Given instruction =
Check each line of the listing for the string "content", count the lines that have it, and answer with that number only.

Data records

>> Start

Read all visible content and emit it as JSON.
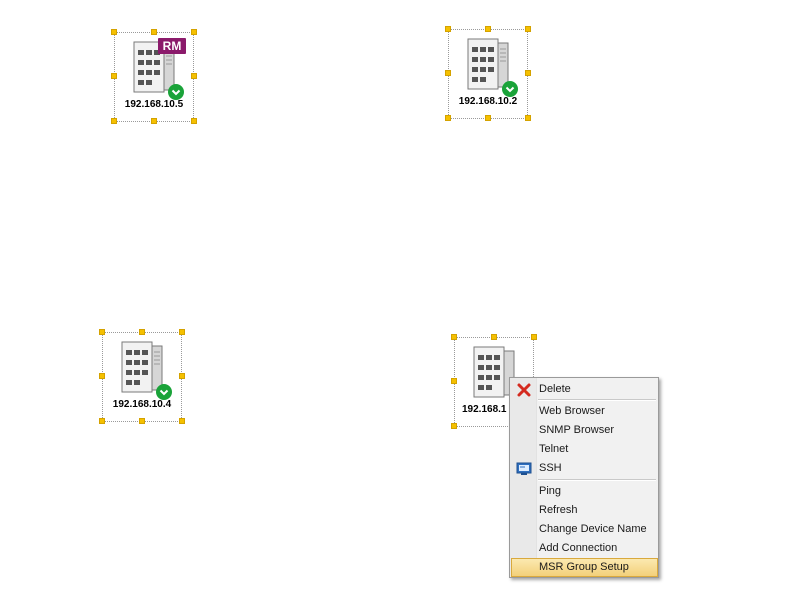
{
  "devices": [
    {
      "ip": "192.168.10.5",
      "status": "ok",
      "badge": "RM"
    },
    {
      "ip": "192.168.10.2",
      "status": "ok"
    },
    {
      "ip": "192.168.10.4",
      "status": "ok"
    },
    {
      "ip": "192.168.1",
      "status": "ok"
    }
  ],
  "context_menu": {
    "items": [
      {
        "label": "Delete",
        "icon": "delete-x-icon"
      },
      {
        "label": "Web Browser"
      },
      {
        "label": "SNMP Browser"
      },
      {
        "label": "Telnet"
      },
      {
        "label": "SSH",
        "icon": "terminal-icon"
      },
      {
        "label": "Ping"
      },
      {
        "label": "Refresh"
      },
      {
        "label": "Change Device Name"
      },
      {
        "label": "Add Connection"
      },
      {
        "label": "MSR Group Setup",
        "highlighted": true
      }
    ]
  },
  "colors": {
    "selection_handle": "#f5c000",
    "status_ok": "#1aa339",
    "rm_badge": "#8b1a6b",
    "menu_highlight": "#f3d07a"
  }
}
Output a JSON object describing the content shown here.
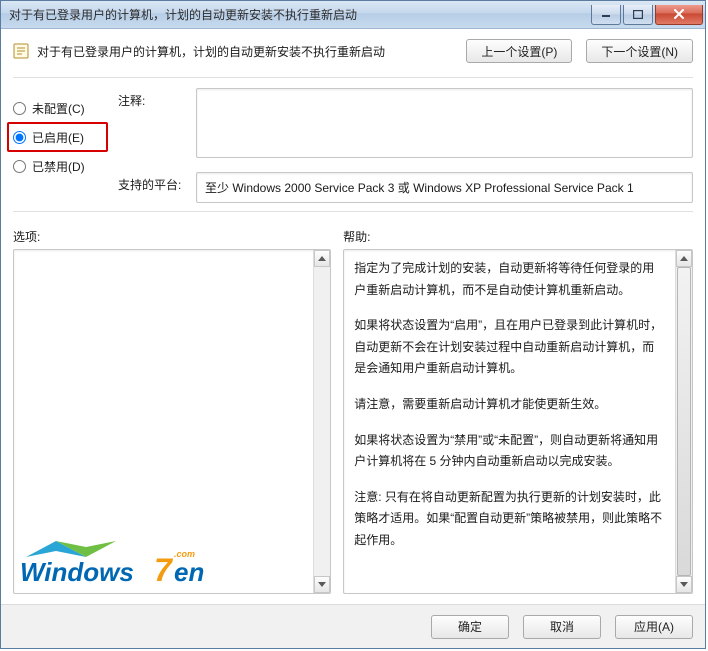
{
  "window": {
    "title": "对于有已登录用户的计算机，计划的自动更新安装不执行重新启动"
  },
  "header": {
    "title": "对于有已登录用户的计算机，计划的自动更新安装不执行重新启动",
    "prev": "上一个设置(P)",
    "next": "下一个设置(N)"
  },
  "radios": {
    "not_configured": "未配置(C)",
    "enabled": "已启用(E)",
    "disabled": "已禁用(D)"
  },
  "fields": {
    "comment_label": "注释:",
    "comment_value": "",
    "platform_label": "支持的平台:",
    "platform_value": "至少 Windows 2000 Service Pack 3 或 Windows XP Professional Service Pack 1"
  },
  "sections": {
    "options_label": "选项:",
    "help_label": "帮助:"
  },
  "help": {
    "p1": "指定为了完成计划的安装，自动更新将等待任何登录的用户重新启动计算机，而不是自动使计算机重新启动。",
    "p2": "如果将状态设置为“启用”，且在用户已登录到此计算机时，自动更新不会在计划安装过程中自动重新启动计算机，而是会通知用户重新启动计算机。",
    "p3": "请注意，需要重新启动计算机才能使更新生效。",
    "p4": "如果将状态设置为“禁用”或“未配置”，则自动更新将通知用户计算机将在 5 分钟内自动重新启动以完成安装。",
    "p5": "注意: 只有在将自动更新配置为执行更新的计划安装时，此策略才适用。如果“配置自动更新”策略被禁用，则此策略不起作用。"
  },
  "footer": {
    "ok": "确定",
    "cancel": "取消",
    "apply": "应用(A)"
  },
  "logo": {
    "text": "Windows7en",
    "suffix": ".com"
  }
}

>> End

Output =
2